INSTRUCTIONS TO FOLLOW: Copy the passage from the article on Maria Butina below word for word, starting at "Maria Butina wants" and ending at "with electronic monitoring.".

SOURCE PASSAGE:
──────────────────────────────
From Jail, Maria Butina Insists She’s Not a ‘Kremlin-Trained Seductress’

Maria Butina wants you to know she’s totally not a honeypot.
Held without bail on charges that she worked as an illegal Russian agent, successfully infiltrating the NRA and high-level GOP circles in a conspiracy to “penetrate the U.S. national decision-making apparatus,” Butina is now seeking to be released to home detention with electronic monitoring.
A new court filing by Butina’s lawyers insists that she is not a flight risk and is being held on weak evidence. The document denounces the U.S. government’s efforts to paint Butina as “some type of Kremlin-trained seductress, or spy-novel honeypot character, trading sex for access and power.” The millennial’s relationship with a GOP operative nearly twice her age, her lawyers insist, is a love story: “She is a young woman of good character and with genuine ties to the United States through her five-year relationship with Paul Erickson.”
──────────────────────────────
DATASET:
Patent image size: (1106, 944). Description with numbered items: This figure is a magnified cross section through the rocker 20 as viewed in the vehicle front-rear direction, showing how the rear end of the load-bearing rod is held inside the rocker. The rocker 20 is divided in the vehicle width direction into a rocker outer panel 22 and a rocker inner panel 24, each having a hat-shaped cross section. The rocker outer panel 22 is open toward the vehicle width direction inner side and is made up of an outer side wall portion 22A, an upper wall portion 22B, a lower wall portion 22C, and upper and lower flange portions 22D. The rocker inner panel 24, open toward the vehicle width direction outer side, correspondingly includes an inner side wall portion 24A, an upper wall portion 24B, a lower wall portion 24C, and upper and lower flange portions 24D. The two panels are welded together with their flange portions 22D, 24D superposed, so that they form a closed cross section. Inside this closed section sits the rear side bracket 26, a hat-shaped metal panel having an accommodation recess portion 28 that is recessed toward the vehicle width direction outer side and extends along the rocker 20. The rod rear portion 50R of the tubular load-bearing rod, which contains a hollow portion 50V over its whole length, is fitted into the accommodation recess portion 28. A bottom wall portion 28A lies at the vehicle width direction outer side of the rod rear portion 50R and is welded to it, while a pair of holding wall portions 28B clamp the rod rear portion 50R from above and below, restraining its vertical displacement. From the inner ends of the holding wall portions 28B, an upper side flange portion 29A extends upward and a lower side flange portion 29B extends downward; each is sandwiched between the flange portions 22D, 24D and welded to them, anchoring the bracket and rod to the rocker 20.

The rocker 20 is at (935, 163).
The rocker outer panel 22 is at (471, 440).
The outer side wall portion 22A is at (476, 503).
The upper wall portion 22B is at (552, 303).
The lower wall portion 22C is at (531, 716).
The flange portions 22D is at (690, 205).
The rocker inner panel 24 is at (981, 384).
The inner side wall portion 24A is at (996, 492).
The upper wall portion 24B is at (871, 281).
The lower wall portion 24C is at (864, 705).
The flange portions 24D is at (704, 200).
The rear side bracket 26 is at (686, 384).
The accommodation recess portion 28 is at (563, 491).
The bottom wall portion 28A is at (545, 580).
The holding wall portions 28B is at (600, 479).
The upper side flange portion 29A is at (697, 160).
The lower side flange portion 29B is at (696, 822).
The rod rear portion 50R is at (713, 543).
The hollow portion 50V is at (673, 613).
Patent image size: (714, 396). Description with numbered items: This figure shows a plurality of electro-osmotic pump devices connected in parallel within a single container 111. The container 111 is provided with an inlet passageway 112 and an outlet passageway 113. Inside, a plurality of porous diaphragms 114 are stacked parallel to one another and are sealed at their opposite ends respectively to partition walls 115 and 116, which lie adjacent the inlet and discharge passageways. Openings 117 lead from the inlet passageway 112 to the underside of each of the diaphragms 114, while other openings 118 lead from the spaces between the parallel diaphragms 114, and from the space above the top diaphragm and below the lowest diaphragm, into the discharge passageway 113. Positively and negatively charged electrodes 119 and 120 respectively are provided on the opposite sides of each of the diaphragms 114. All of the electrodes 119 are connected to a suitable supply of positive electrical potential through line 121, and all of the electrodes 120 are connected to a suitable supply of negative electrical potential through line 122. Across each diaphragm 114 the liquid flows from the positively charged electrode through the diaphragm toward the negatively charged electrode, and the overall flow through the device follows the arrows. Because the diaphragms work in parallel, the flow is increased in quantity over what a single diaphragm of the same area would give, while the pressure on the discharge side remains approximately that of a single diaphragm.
──────────────────────────────
OUTPUT:
Maria Butina wants you to know she’s totally not a honeypot.
Held without bail on charges that she worked as an illegal Russian agent, successfully infiltrating the NRA and high-level GOP circles in a conspiracy to “penetrate the U.S. national decision-making apparatus,” Butina is now seeking to be released to home detention with electronic monitoring.